▶ **PROBLEM STATEMENT**
Determine how many lines of the data below contain "FONTA", then give only that number.

** Start STORED RECORDS **

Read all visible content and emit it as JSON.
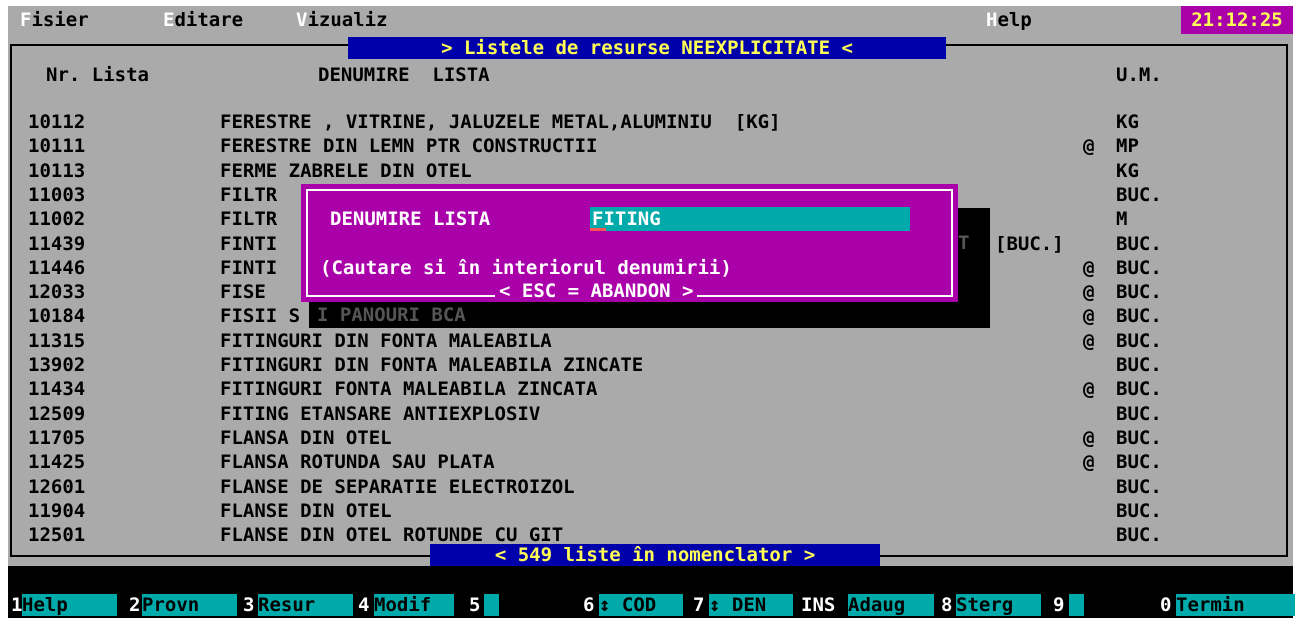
{
  "menu": {
    "items": [
      {
        "hot": "F",
        "rest": "isier"
      },
      {
        "hot": "E",
        "rest": "ditare"
      },
      {
        "hot": "V",
        "rest": "izualiz"
      },
      {
        "hot": "H",
        "rest": "elp"
      }
    ],
    "clock": "21:12:25"
  },
  "list": {
    "title": "> Listele de resurse NEEXPLICITATE  <",
    "columns": {
      "nr": "Nr. Lista",
      "name": "DENUMIRE  LISTA",
      "um": "U.M."
    },
    "rows": [
      {
        "nr": "10112",
        "name": "FERESTRE , VITRINE, JALUZELE METAL,ALUMINIU  [KG]",
        "flag": "",
        "um": "KG"
      },
      {
        "nr": "10111",
        "name": "FERESTRE DIN LEMN PTR CONSTRUCTII",
        "flag": "@",
        "um": "MP"
      },
      {
        "nr": "10113",
        "name": "FERME ZABRELE DIN OTEL",
        "flag": "",
        "um": "KG"
      },
      {
        "nr": "11003",
        "name": "FILTR",
        "flag": "",
        "um": "BUC."
      },
      {
        "nr": "11002",
        "name": "FILTR",
        "flag": "",
        "um": "M"
      },
      {
        "nr": "11439",
        "name": "FINTI",
        "flag": "",
        "tail": "[BUC.]",
        "um": "BUC."
      },
      {
        "nr": "11446",
        "name": "FINTI",
        "flag": "@",
        "um": "BUC."
      },
      {
        "nr": "12033",
        "name": "FISE",
        "flag": "@",
        "um": "BUC."
      },
      {
        "nr": "10184",
        "name": "FISII S",
        "flag": "@",
        "um": "BUC."
      },
      {
        "nr": "11315",
        "name": "FITINGURI DIN FONTA MALEABILA",
        "flag": "@",
        "um": "BUC."
      },
      {
        "nr": "13902",
        "name": "FITINGURI DIN FONTA MALEABILA ZINCATE",
        "flag": "",
        "um": "BUC."
      },
      {
        "nr": "11434",
        "name": "FITINGURI FONTA MALEABILA ZINCATA",
        "flag": "@",
        "um": "BUC."
      },
      {
        "nr": "12509",
        "name": "FITING ETANSARE ANTIEXPLOSIV",
        "flag": "",
        "um": "BUC."
      },
      {
        "nr": "11705",
        "name": "FLANSA DIN OTEL",
        "flag": "@",
        "um": "BUC."
      },
      {
        "nr": "11425",
        "name": "FLANSA ROTUNDA SAU PLATA",
        "flag": "@",
        "um": "BUC."
      },
      {
        "nr": "12601",
        "name": "FLANSE DE SEPARATIE ELECTROIZOL",
        "flag": "",
        "um": "BUC."
      },
      {
        "nr": "11904",
        "name": "FLANSE DIN OTEL",
        "flag": "",
        "um": "BUC."
      },
      {
        "nr": "12501",
        "name": "FLANSE DIN OTEL ROTUNDE CU GIT",
        "flag": "",
        "um": "BUC."
      }
    ],
    "footer": "< 549 liste în nomenclator >",
    "shadow_text": "I PANOURI BCA",
    "shadow_t": "T"
  },
  "dialog": {
    "label": "DENUMIRE LISTA",
    "value": "FITING",
    "hint": "(Cautare si în interiorul denumirii)",
    "esc": "< ESC = ABANDON >"
  },
  "fkeys": [
    {
      "num": "1",
      "label": "Help "
    },
    {
      "num": "2",
      "label": "Provn"
    },
    {
      "num": "3",
      "label": "Resur"
    },
    {
      "num": "4",
      "label": "Modif"
    },
    {
      "num": "5",
      "label": "     "
    },
    {
      "num": "6",
      "label": "↕ COD"
    },
    {
      "num": "7",
      "label": "↕ DEN"
    },
    {
      "num": "INS",
      "label": "Adaug"
    },
    {
      "num": "8",
      "label": "Sterg"
    },
    {
      "num": "9",
      "label": "     "
    },
    {
      "num": "0",
      "label": "Termin"
    }
  ],
  "colors": {
    "menu": "#aaaaaa",
    "title_bg": "#0000aa",
    "title_fg": "#ffff55",
    "dialog": "#aa00aa",
    "input": "#00aaaa"
  }
}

** End STORED RECORDS **

▶ **THE RESULT**
3